EXERCISE OBJECTIVE — Search the records for the word "size" and pick out every line that has it.

MATERIAL SHOWN —
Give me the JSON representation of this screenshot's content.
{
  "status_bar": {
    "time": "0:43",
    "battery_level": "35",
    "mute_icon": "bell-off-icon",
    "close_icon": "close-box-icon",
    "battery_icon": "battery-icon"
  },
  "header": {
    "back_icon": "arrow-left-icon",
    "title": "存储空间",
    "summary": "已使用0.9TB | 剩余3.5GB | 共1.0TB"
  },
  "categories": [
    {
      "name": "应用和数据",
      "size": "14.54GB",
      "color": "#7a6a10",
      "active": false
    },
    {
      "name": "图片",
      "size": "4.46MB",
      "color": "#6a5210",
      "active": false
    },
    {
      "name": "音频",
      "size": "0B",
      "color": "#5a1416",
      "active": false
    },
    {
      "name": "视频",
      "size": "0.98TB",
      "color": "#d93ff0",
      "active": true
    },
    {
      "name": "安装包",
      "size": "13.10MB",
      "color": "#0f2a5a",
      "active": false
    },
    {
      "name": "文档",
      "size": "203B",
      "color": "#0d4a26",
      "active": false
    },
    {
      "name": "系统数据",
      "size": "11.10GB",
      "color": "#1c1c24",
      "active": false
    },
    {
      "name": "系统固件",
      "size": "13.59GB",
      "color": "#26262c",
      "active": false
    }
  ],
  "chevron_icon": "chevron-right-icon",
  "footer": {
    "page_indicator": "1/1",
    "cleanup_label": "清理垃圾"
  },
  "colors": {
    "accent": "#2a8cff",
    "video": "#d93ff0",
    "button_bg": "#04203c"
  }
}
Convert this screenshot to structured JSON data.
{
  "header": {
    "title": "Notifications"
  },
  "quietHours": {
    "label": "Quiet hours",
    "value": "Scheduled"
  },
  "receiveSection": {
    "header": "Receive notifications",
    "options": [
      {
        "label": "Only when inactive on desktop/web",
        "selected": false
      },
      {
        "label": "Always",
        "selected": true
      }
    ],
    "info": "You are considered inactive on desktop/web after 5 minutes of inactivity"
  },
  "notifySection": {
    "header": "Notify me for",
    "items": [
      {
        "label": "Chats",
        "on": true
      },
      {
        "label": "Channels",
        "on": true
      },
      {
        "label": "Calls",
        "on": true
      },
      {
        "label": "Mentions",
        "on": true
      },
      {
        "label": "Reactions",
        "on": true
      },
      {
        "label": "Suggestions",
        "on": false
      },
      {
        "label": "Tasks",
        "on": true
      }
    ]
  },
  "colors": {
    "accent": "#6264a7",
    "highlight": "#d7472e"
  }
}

RESPONSE FOR THIS EXERCISE —
      "size": "14.54GB",
      "size": "4.46MB",
      "size": "0B",
      "size": "0.98TB",
      "size": "13.10MB",
      "size": "203B",
      "size": "11.10GB",
      "size": "13.59GB",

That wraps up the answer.